Stored data entries
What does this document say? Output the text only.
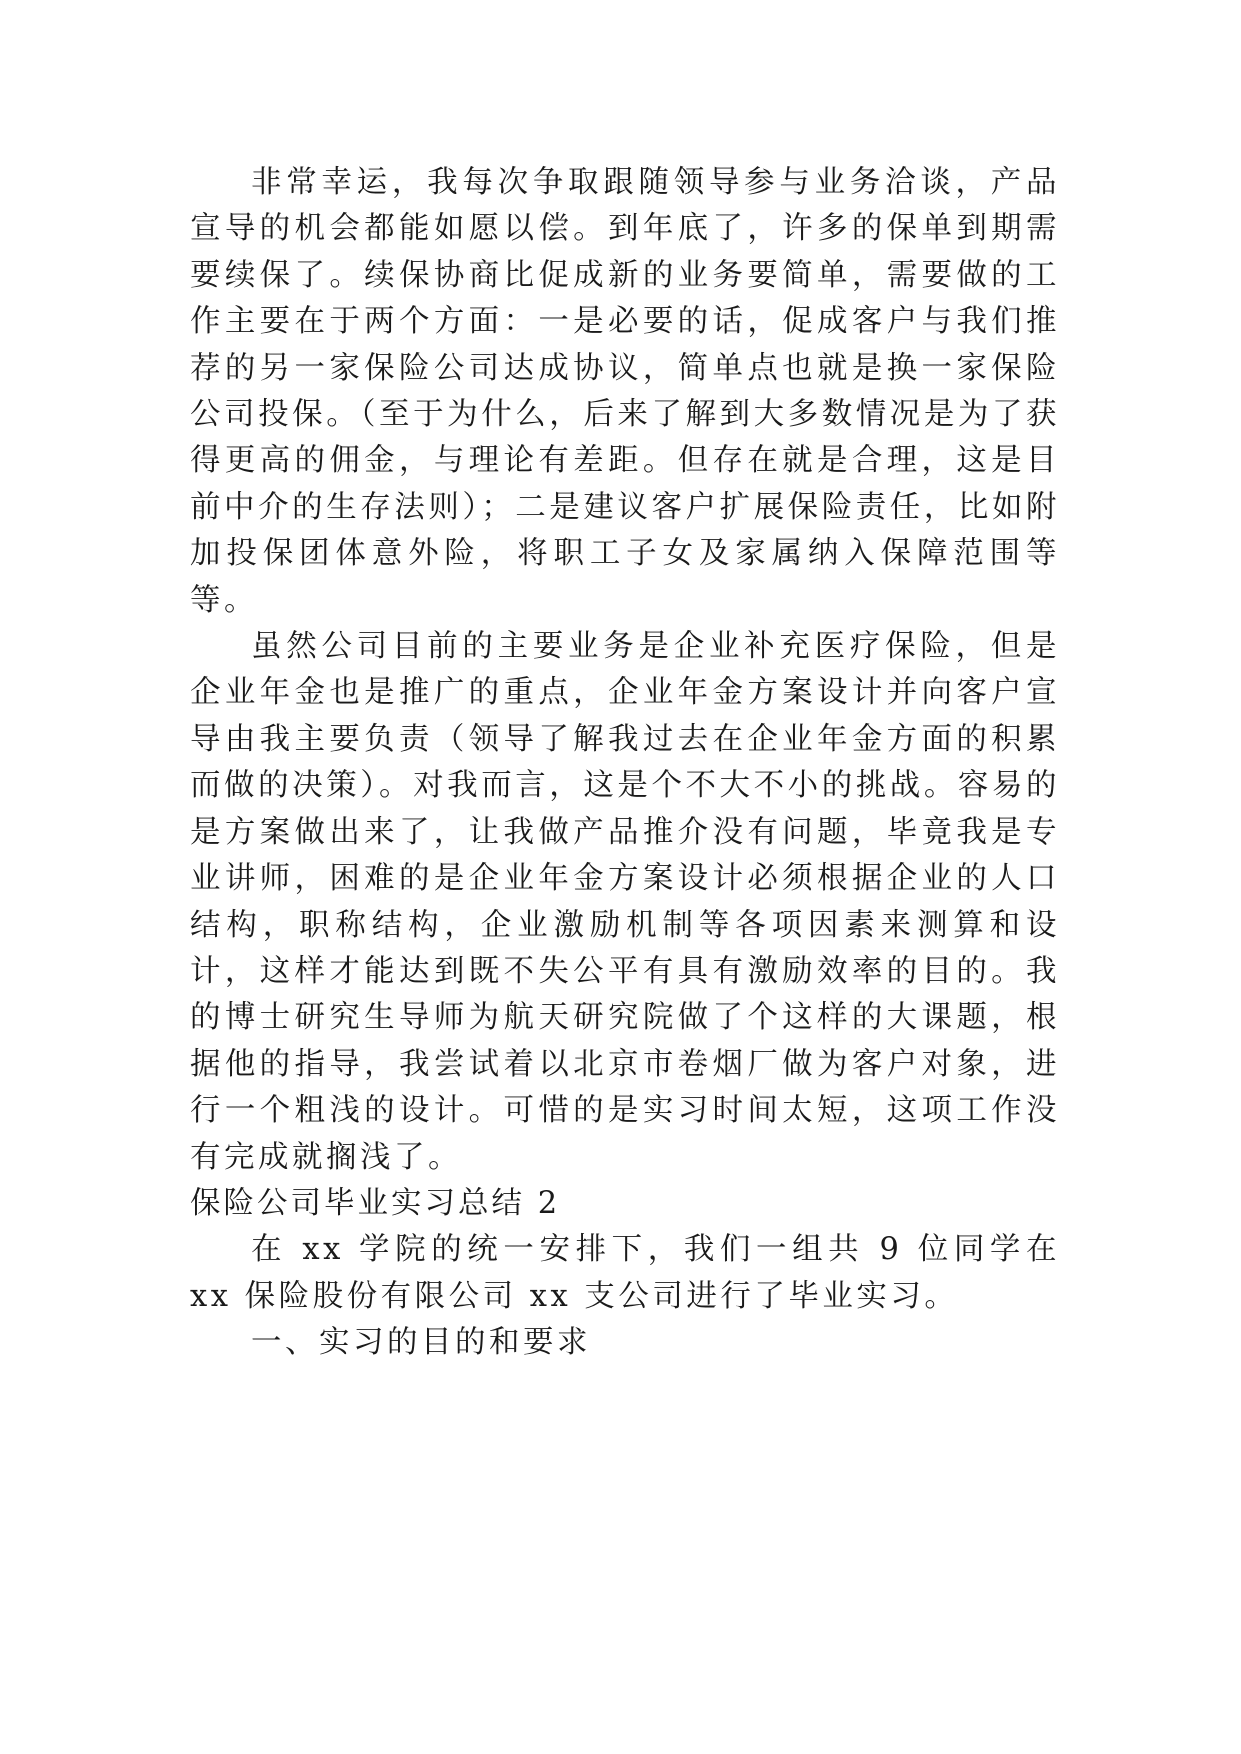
非常幸运，我每次争取跟随领导参与业务洽谈，产品宣导的机会都能如愿以偿。到年底了，许多的保单到期需要续保了。续保协商比促成新的业务要简单，需要做的工作主要在于两个方面：一是必要的话，促成客户与我们推荐的另一家保险公司达成协议，简单点也就是换一家保险公司投保。（至于为什么，后来了解到大多数情况是为了获得更高的佣金，与理论有差距。但存在就是合理，这是目前中介的生存法则）；二是建议客户扩展保险责任，比如附加投保团体意外险，将职工子女及家属纳入保障范围等等。

虽然公司目前的主要业务是企业补充医疗保险，但是企业年金也是推广的重点，企业年金方案设计并向客户宣导由我主要负责（领导了解我过去在企业年金方面的积累而做的决策）。对我而言，这是个不大不小的挑战。容易的是方案做出来了，让我做产品推介没有问题，毕竟我是专业讲师，困难的是企业年金方案设计必须根据企业的人口结构，职称结构，企业激励机制等各项因素来测算和设计，这样才能达到既不失公平有具有激励效率的目的。我的博士研究生导师为航天研究院做了个这样的大课题，根据他的指导，我尝试着以北京市卷烟厂做为客户对象，进行一个粗浅的设计。可惜的是实习时间太短，这项工作没有完成就搁浅了。

保险公司毕业实习总结 2

在 xx 学院的统一安排下，我们一组共 9 位同学在 xx 保险股份有限公司 xx 支公司进行了毕业实习。

一、实习的目的和要求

TO DO: Write out all the entries word for word, but skip any images.

WRITTEN REPLY:
What does this document say? Output the text only.
非常幸运，我每次争取跟随领导参与业务洽谈，产品宣导的机会都能如愿以偿。到年底了，许多的保单到期需要续保了。续保协商比促成新的业务要简单，需要做的工作主要在于两个方面：一是必要的话，促成客户与我们推荐的另一家保险公司达成协议，简单点也就是换一家保险公司投保。（至于为什么，后来了解到大多数情况是为了获得更高的佣金，与理论有差距。但存在就是合理，这是目前中介的生存法则）；二是建议客户扩展保险责任，比如附加投保团体意外险，将职工子女及家属纳入保障范围等等。

虽然公司目前的主要业务是企业补充医疗保险，但是企业年金也是推广的重点，企业年金方案设计并向客户宣导由我主要负责（领导了解我过去在企业年金方面的积累而做的决策）。对我而言，这是个不大不小的挑战。容易的是方案做出来了，让我做产品推介没有问题，毕竟我是专业讲师，困难的是企业年金方案设计必须根据企业的人口结构，职称结构，企业激励机制等各项因素来测算和设计，这样才能达到既不失公平有具有激励效率的目的。我的博士研究生导师为航天研究院做了个这样的大课题，根据他的指导，我尝试着以北京市卷烟厂做为客户对象，进行一个粗浅的设计。可惜的是实习时间太短，这项工作没有完成就搁浅了。

保险公司毕业实习总结 2

在 xx 学院的统一安排下，我们一组共 9 位同学在 xx 保险股份有限公司 xx 支公司进行了毕业实习。

一、实习的目的和要求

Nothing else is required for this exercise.